• **Written instruction**
Each line containing the word "autotrading" must be reported.

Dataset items

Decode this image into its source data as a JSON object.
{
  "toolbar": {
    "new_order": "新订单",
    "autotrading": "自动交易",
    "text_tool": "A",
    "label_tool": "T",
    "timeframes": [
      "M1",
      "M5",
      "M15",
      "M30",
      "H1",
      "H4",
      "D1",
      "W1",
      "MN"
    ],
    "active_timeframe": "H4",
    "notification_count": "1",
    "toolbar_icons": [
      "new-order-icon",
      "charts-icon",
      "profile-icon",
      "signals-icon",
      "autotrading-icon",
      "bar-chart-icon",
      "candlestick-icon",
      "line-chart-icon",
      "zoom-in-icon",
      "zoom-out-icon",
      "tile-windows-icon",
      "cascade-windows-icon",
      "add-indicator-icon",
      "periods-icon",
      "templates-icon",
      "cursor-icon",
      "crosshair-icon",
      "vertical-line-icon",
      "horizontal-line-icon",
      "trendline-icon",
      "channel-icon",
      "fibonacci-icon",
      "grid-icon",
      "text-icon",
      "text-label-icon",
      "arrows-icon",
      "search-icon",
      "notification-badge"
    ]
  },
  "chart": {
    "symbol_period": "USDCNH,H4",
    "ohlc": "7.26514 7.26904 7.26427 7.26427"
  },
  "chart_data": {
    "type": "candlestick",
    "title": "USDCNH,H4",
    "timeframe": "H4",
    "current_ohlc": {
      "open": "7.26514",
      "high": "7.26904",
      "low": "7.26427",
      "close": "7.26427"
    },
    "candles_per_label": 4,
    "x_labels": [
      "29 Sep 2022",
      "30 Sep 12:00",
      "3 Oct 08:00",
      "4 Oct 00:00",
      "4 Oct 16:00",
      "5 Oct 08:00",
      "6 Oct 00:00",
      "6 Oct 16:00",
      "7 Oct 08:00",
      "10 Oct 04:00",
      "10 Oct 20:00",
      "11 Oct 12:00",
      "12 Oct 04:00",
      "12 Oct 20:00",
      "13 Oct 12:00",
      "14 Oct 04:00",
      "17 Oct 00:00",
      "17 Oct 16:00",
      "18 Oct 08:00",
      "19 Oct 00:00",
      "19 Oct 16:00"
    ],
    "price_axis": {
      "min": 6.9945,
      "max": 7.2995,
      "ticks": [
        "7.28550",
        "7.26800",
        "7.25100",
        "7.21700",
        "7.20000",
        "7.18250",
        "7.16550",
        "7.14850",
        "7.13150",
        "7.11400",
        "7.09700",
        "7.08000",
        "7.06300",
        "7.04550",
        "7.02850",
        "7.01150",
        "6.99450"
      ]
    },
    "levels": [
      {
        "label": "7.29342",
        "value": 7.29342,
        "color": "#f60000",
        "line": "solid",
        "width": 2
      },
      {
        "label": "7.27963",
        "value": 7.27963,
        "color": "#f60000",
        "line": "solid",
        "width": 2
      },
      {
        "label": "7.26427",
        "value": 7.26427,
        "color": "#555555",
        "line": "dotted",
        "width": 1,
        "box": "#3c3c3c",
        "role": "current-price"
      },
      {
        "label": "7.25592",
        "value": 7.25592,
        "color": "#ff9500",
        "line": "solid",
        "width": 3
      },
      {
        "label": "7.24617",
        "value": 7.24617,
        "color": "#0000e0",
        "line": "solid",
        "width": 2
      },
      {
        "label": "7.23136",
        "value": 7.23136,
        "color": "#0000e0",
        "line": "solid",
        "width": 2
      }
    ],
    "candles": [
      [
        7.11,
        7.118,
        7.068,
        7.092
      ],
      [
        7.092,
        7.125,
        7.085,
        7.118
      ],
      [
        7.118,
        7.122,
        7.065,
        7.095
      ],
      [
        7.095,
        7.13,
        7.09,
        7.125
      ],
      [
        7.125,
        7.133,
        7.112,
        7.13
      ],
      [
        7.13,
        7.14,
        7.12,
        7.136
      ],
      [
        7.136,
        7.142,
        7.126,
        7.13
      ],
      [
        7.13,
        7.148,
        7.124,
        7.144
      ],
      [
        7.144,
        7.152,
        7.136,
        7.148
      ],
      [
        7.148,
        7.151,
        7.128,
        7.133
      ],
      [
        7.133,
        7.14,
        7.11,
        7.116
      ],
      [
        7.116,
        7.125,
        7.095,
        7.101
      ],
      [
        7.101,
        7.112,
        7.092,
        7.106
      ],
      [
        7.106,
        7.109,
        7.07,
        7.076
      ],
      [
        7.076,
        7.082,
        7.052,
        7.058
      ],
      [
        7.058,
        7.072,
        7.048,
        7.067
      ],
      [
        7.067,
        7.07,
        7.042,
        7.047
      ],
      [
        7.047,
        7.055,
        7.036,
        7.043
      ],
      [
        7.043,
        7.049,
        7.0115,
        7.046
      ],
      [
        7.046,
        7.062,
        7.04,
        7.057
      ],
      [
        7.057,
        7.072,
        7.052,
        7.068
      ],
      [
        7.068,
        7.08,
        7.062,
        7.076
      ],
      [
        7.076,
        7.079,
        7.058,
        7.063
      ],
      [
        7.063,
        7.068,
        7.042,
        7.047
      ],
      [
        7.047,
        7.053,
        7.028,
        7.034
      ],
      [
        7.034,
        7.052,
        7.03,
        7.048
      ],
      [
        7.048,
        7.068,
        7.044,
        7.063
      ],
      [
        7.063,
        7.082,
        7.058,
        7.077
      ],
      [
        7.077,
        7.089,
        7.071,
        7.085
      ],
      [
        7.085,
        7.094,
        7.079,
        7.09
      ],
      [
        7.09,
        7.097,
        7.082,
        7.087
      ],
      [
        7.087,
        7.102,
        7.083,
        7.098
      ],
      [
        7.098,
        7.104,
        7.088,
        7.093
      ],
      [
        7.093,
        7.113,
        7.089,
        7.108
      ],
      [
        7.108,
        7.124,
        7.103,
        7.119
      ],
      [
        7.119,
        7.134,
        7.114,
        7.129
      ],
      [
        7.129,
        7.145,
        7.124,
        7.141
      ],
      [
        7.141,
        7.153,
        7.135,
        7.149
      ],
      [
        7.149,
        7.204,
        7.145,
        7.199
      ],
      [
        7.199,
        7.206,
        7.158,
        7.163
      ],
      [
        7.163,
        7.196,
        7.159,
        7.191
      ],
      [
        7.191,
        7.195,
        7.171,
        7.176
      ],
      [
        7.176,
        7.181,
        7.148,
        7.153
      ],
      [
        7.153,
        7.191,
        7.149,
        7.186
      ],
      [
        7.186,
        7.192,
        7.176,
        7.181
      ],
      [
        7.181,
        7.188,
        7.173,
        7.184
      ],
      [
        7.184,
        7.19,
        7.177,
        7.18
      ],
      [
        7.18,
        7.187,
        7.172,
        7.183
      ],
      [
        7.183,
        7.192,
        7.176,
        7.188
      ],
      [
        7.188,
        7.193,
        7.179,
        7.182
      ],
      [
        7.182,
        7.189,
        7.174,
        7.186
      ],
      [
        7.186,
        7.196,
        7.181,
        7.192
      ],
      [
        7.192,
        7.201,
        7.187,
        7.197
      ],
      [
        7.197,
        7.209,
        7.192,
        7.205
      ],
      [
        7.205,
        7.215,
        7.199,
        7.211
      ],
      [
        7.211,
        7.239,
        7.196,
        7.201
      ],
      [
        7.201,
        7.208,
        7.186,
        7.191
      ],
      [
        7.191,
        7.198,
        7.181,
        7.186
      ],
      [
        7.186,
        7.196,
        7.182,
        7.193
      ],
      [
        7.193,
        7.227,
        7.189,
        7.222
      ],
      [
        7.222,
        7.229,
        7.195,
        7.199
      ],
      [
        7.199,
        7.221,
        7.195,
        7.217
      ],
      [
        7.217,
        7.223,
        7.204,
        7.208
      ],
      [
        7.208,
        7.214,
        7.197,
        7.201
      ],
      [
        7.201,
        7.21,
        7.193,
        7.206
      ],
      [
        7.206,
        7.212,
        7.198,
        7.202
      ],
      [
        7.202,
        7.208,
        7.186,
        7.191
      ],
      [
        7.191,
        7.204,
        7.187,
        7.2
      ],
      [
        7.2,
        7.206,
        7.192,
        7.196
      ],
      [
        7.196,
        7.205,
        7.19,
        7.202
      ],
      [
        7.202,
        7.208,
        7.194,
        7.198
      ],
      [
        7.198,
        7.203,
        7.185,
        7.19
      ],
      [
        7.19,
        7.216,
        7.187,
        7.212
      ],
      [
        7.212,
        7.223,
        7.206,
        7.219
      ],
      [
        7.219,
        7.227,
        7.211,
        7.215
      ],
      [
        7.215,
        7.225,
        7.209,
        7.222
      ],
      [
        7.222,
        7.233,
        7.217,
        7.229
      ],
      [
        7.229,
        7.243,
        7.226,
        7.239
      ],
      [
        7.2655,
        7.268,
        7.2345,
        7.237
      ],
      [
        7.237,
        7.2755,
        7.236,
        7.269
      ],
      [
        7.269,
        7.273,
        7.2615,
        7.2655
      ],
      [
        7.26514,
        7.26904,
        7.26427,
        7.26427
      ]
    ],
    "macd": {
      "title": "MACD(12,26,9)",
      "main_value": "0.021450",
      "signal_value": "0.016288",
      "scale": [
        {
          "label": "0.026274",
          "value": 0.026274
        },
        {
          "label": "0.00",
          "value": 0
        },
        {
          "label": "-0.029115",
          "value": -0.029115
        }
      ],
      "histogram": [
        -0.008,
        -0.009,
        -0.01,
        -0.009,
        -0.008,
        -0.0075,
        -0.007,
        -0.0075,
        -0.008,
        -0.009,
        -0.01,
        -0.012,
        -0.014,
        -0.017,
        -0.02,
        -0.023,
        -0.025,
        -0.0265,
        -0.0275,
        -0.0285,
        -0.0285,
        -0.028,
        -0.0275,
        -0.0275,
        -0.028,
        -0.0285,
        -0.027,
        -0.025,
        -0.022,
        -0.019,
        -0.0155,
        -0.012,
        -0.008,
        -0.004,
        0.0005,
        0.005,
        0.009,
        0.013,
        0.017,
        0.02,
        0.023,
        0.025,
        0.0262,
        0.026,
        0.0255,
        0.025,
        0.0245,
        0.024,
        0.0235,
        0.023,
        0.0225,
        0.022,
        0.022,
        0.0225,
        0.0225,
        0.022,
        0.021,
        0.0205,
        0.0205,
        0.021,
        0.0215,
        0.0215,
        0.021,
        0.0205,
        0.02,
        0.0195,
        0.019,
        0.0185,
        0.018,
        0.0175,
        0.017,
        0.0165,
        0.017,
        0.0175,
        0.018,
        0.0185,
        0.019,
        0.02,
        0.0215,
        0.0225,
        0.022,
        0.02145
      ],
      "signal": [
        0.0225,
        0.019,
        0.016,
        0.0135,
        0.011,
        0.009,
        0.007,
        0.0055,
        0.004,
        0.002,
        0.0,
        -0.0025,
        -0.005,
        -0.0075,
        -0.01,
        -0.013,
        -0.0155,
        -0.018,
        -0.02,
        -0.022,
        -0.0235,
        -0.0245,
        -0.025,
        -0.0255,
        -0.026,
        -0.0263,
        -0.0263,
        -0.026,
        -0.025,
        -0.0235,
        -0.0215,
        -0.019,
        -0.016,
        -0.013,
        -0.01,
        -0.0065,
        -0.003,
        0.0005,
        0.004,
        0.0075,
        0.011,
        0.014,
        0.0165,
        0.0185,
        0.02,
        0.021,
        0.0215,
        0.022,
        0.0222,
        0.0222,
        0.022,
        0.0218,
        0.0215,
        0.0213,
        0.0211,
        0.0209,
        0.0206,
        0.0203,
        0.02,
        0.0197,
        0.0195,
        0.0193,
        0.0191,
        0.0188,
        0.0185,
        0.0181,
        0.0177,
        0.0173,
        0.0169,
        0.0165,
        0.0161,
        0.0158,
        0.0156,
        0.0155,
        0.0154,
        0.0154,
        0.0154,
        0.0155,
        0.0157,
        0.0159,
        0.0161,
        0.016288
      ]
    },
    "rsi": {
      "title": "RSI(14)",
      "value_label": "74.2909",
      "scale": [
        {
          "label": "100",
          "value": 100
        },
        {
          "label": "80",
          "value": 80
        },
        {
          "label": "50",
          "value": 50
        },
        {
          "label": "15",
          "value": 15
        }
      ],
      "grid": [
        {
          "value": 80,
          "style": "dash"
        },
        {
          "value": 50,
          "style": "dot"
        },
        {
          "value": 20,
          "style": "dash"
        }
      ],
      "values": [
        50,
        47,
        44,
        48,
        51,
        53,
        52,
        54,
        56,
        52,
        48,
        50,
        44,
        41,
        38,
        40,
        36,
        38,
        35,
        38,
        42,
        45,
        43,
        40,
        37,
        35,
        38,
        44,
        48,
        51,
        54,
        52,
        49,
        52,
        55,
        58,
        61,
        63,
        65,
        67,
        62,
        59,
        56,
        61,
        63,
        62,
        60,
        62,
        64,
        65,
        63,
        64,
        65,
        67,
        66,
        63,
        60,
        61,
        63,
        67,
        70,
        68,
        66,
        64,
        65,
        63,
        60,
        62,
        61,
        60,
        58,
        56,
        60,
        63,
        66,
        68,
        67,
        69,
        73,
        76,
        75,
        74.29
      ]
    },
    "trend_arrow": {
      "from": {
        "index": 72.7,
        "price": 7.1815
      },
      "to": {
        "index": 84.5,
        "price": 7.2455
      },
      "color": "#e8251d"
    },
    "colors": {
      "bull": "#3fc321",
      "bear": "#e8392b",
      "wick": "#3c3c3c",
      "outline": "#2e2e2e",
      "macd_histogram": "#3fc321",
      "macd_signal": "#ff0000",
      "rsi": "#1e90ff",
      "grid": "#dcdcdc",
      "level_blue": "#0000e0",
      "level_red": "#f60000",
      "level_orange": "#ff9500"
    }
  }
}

• **Solution to this task**
    "autotrading": "自动交易",
      "autotrading-icon",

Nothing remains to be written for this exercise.